<<<<

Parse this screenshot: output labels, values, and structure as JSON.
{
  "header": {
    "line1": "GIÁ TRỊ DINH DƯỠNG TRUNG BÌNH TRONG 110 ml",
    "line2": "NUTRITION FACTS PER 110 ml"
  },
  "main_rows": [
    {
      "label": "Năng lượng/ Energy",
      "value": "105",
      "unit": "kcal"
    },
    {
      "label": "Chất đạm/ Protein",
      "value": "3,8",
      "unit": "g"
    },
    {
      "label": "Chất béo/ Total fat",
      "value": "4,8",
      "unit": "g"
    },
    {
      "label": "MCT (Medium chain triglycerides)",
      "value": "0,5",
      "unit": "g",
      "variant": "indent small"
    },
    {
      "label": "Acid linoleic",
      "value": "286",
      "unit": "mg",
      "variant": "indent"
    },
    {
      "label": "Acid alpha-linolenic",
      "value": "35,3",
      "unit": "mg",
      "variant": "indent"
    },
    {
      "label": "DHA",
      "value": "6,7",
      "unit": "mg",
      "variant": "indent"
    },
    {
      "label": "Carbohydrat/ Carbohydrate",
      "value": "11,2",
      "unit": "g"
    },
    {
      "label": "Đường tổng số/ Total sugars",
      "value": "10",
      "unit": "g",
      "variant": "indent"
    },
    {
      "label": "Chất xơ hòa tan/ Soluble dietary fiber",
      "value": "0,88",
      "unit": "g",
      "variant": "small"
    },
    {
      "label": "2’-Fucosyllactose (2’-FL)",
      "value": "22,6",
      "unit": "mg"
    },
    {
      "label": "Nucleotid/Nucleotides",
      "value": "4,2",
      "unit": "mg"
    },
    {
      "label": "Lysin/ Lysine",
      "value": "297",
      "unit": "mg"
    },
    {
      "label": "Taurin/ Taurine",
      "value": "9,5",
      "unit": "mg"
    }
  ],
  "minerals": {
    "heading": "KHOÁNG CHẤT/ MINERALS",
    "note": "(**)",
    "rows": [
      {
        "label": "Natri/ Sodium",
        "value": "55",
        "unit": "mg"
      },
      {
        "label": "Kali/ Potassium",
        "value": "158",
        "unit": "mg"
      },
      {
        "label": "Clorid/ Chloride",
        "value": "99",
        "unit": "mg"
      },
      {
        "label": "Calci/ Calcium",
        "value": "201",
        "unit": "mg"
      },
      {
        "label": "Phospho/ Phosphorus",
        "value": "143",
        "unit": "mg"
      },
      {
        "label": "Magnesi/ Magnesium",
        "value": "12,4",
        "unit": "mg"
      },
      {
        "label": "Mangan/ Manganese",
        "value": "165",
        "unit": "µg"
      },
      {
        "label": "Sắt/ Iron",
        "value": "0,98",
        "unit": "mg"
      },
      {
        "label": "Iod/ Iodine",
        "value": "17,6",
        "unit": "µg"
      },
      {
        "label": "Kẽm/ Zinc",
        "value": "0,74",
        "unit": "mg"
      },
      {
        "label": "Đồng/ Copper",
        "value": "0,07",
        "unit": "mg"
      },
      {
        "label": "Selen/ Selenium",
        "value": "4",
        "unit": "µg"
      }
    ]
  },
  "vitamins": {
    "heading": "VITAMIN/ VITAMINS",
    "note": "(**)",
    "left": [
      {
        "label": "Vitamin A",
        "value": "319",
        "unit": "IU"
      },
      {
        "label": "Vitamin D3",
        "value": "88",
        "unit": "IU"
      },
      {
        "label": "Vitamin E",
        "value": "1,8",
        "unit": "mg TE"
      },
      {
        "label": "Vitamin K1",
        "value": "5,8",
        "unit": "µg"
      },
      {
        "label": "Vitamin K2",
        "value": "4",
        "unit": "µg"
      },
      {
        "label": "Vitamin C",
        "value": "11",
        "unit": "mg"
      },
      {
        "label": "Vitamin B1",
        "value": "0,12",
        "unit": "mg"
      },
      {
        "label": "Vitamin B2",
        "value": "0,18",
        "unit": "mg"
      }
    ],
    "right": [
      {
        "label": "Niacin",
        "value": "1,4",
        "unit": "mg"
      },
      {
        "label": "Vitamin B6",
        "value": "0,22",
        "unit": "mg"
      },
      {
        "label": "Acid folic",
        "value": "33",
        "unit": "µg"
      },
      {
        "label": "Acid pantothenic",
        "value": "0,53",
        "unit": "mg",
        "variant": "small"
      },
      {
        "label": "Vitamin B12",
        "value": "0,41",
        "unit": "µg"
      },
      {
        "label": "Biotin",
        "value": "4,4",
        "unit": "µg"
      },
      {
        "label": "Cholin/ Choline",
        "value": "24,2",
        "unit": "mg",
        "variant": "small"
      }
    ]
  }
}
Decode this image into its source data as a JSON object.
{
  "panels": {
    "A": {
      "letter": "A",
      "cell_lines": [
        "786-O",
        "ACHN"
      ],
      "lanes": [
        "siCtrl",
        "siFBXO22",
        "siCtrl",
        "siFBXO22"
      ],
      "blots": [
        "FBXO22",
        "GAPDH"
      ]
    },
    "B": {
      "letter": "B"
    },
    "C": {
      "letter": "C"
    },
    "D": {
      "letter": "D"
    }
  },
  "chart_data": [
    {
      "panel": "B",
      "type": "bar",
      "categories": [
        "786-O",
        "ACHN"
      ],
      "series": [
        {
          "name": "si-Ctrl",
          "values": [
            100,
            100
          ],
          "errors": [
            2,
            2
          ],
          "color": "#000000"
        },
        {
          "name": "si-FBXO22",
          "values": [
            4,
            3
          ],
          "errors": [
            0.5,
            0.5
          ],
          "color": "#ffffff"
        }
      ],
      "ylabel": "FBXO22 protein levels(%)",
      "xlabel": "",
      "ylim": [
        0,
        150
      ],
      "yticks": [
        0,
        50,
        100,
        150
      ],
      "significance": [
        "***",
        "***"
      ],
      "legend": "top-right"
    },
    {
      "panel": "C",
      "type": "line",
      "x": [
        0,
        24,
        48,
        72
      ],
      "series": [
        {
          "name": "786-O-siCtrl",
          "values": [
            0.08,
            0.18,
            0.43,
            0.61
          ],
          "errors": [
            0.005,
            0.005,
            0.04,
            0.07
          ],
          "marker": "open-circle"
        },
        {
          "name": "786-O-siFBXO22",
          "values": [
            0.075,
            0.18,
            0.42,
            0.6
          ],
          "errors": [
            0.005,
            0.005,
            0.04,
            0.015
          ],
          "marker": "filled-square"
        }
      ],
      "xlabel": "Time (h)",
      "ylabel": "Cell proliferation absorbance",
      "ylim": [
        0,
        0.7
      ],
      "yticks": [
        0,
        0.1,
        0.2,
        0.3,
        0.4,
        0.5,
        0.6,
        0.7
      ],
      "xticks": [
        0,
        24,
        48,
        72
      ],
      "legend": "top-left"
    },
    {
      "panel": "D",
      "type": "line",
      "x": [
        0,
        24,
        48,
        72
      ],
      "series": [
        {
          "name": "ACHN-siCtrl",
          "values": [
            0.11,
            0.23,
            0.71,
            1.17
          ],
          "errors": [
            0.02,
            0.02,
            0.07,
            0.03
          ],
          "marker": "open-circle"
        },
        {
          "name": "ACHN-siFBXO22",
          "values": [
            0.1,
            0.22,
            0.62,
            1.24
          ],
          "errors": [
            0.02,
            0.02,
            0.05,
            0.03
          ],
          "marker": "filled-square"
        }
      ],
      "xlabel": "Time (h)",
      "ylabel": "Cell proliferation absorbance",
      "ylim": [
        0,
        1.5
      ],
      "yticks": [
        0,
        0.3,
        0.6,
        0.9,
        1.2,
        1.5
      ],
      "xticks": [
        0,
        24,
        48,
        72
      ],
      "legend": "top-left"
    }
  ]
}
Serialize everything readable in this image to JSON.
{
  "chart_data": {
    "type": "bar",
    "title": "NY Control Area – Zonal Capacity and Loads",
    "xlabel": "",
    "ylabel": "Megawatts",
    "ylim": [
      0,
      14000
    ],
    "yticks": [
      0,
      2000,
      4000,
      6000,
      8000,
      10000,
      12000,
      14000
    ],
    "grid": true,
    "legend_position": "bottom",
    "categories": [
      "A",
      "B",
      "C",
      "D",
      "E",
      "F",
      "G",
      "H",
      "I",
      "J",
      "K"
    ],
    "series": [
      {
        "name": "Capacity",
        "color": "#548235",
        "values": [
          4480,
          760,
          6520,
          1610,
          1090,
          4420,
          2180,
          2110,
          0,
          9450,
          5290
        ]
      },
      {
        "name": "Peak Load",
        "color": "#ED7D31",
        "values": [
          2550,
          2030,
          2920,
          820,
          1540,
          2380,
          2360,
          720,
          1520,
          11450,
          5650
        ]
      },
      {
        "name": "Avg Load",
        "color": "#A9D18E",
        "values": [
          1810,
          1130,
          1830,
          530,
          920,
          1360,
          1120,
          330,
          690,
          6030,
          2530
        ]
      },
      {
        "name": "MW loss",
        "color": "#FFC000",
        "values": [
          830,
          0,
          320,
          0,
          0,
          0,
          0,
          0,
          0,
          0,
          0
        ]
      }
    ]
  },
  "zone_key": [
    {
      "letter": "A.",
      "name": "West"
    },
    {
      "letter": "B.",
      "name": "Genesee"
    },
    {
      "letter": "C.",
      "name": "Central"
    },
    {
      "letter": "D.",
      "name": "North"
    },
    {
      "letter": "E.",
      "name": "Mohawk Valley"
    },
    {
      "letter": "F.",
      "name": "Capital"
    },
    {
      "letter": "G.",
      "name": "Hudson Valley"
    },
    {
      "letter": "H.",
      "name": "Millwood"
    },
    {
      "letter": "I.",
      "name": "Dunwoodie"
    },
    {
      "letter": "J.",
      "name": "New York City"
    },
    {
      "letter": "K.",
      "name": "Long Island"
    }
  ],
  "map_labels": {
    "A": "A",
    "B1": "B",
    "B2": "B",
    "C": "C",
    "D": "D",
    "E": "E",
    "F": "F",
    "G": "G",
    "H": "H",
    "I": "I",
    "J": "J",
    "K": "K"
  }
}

>>>>

PROBLEM:
In the data above, how many lines contain the word "Capacity"? Write the number only.

SOLUTION FOR THIS EXERCISE:
2